Written problem: Put every line of the rows below into a Markdown table with the columns "No." and "Line," numbering them in order and leaving out any blank lines.

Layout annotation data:

_ _ _ _ _ _ _

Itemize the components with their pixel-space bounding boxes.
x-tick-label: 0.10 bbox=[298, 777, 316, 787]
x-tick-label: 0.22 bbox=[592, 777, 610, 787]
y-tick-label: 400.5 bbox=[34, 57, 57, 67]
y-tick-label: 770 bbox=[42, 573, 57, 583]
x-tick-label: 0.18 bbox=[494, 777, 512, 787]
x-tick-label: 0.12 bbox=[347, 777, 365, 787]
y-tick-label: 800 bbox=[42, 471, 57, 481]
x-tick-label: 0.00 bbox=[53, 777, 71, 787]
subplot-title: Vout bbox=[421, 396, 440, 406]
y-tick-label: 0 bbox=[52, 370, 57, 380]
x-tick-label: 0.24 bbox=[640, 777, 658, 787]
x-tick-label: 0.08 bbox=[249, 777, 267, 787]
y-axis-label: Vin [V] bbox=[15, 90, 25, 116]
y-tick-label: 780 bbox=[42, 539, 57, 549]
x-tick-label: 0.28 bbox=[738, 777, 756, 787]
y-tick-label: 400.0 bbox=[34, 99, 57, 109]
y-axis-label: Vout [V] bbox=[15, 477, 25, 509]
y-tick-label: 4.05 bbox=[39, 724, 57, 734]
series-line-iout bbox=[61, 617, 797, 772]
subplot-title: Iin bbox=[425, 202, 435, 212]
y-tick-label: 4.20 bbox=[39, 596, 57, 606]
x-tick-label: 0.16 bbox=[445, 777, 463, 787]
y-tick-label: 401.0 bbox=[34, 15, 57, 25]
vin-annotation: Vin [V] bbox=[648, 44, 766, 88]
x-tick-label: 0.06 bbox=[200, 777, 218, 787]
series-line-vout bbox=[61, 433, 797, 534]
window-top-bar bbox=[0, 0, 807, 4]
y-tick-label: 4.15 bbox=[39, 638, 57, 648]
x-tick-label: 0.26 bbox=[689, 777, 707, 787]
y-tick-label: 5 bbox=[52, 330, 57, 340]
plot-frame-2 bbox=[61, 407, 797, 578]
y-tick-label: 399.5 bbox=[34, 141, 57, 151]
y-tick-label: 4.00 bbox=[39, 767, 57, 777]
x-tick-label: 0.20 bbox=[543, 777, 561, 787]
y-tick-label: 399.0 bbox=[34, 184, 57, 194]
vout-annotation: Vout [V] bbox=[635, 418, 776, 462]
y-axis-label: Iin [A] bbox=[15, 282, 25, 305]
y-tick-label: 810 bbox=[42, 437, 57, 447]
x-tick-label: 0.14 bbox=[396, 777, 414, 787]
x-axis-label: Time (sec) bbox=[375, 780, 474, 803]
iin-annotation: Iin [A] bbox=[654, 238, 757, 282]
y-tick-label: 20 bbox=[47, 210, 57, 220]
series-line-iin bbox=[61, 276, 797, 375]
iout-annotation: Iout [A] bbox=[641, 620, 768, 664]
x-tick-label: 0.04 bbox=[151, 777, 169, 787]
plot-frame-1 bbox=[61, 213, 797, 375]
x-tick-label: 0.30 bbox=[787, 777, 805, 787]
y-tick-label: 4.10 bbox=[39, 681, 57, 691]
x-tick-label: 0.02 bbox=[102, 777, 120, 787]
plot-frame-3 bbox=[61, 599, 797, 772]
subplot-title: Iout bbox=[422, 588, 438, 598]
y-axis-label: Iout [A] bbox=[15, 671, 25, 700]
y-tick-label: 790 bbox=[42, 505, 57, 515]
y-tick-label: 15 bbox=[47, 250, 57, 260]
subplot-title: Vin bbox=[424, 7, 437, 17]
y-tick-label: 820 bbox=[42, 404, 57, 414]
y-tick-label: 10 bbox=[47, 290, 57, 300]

_ _ _ _ _ _ _

Reply:
| No. | Line |
|---|---|
| 1 | Itemize the components with their pixel-space bounding boxes. |
| 2 | x-tick-label: 0.10 bbox=[298, 777, 316, 787] |
| 3 | x-tick-label: 0.22 bbox=[592, 777, 610, 787] |
| 4 | y-tick-label: 400.5 bbox=[34, 57, 57, 67] |
| 5 | y-tick-label: 770 bbox=[42, 573, 57, 583] |
| 6 | x-tick-label: 0.18 bbox=[494, 777, 512, 787] |
| 7 | x-tick-label: 0.12 bbox=[347, 777, 365, 787] |
| 8 | y-tick-label: 800 bbox=[42, 471, 57, 481] |
| 9 | x-tick-label: 0.00 bbox=[53, 777, 71, 787] |
| 10 | subplot-title: Vout bbox=[421, 396, 440, 406] |
| 11 | y-tick-label: 0 bbox=[52, 370, 57, 380] |
| 12 | x-tick-label: 0.24 bbox=[640, 777, 658, 787] |
| 13 | x-tick-label: 0.08 bbox=[249, 777, 267, 787] |
| 14 | y-axis-label: Vin [V] bbox=[15, 90, 25, 116] |
| 15 | y-tick-label: 780 bbox=[42, 539, 57, 549] |
| 16 | x-tick-label: 0.28 bbox=[738, 777, 756, 787] |
| 17 | y-tick-label: 400.0 bbox=[34, 99, 57, 109] |
| 18 | y-axis-label: Vout [V] bbox=[15, 477, 25, 509] |
| 19 | y-tick-label: 4.05 bbox=[39, 724, 57, 734] |
| 20 | series-line-iout bbox=[61, 617, 797, 772] |
| 21 | subplot-title: Iin bbox=[425, 202, 435, 212] |
| 22 | y-tick-label: 4.20 bbox=[39, 596, 57, 606] |
| 23 | x-tick-label: 0.16 bbox=[445, 777, 463, 787] |
| 24 | y-tick-label: 401.0 bbox=[34, 15, 57, 25] |
| 25 | vin-annotation: Vin [V] bbox=[648, 44, 766, 88] |
| 26 | x-tick-label: 0.06 bbox=[200, 777, 218, 787] |
| 27 | series-line-vout bbox=[61, 433, 797, 534] |
| 28 | window-top-bar bbox=[0, 0, 807, 4] |
| 29 | y-tick-label: 4.15 bbox=[39, 638, 57, 648] |
| 30 | x-tick-label: 0.26 bbox=[689, 777, 707, 787] |
| 31 | y-tick-label: 5 bbox=[52, 330, 57, 340] |
| 32 | plot-frame-2 bbox=[61, 407, 797, 578] |
| 33 | y-tick-label: 399.5 bbox=[34, 141, 57, 151] |
| 34 | y-tick-label: 4.00 bbox=[39, 767, 57, 777] |
| 35 | x-tick-label: 0.20 bbox=[543, 777, 561, 787] |
| 36 | y-tick-label: 399.0 bbox=[34, 184, 57, 194] |
| 37 | vout-annotation: Vout [V] bbox=[635, 418, 776, 462] |
| 38 | y-axis-label: Iin [A] bbox=[15, 282, 25, 305] |
| 39 | y-tick-label: 810 bbox=[42, 437, 57, 447] |
| 40 | x-tick-label: 0.14 bbox=[396, 777, 414, 787] |
| 41 | x-axis-label: Time (sec) bbox=[375, 780, 474, 803] |
| 42 | iin-annotation: Iin [A] bbox=[654, 238, 757, 282] |
| 43 | y-tick-label: 20 bbox=[47, 210, 57, 220] |
| 44 | series-line-iin bbox=[61, 276, 797, 375] |
| 45 | iout-annotation: Iout [A] bbox=[641, 620, 768, 664] |
| 46 | x-tick-label: 0.04 bbox=[151, 777, 169, 787] |
| 47 | plot-frame-1 bbox=[61, 213, 797, 375] |
| 48 | x-tick-label: 0.30 bbox=[787, 777, 805, 787] |
| 49 | y-tick-label: 4.10 bbox=[39, 681, 57, 691] |
| 50 | x-tick-label: 0.02 bbox=[102, 777, 120, 787] |
| 51 | plot-frame-3 bbox=[61, 599, 797, 772] |
| 52 | subplot-title: Iout bbox=[422, 588, 438, 598] |
| 53 | y-axis-label: Iout [A] bbox=[15, 671, 25, 700] |
| 54 | y-tick-label: 790 bbox=[42, 505, 57, 515] |
| 55 | y-tick-label: 15 bbox=[47, 250, 57, 260] |
| 56 | subplot-title: Vin bbox=[424, 7, 437, 17] |
| 57 | y-tick-label: 820 bbox=[42, 404, 57, 414] |
| 58 | y-tick-label: 10 bbox=[47, 290, 57, 300] |